PROBLEM TO WORK ON - Show all lines holding "text".

::::::::::

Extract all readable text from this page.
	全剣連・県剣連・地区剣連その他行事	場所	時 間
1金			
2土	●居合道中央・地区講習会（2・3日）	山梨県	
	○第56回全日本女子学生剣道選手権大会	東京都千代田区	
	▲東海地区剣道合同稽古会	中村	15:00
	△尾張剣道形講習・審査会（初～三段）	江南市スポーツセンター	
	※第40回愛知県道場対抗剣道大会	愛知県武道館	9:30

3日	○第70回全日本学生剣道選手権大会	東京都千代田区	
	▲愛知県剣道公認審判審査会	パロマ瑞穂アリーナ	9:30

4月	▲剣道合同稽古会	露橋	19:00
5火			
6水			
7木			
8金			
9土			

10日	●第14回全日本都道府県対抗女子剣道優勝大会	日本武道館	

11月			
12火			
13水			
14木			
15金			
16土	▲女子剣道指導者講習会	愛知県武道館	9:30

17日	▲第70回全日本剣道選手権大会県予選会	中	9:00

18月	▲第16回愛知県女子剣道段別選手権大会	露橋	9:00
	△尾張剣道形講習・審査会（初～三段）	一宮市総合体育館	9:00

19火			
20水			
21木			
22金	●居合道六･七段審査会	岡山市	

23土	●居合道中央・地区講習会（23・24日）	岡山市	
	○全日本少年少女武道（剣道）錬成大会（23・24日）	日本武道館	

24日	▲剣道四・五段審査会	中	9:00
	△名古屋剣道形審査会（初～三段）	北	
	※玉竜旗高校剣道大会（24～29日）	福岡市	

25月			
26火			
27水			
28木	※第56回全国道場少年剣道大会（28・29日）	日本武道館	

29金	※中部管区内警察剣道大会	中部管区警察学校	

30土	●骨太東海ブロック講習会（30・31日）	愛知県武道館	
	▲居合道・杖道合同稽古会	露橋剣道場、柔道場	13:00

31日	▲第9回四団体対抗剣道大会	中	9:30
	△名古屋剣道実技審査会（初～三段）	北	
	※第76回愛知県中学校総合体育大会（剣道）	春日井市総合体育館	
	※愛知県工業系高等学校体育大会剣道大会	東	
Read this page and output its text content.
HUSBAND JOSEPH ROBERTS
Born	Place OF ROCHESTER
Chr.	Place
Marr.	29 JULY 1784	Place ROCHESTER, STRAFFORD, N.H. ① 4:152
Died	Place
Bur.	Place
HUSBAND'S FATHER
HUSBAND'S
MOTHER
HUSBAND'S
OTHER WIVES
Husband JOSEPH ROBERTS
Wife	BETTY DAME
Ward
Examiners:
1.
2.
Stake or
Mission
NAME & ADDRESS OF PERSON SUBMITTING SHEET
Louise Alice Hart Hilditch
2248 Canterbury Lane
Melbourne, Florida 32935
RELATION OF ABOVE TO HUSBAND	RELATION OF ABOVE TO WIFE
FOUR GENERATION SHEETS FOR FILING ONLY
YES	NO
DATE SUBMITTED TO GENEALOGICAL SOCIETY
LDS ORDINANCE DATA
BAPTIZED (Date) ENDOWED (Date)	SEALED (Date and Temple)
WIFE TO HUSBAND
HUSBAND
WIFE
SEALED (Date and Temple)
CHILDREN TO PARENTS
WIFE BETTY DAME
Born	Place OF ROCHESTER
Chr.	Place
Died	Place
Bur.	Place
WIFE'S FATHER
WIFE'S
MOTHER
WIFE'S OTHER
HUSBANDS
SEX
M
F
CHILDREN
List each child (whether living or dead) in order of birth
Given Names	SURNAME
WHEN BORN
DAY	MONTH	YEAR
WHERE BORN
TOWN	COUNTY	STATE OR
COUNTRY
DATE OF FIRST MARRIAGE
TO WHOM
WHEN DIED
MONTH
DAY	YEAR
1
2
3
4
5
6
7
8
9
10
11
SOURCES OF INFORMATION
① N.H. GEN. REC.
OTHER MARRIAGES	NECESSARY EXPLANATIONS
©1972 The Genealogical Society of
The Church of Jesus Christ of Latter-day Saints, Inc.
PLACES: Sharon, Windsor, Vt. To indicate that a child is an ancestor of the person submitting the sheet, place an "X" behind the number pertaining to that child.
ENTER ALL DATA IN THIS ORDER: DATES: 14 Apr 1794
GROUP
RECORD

::::::::::

SOLUTION FOR THIS EXERCISE -
Extract all readable text from this page.
Read this page and output its text content.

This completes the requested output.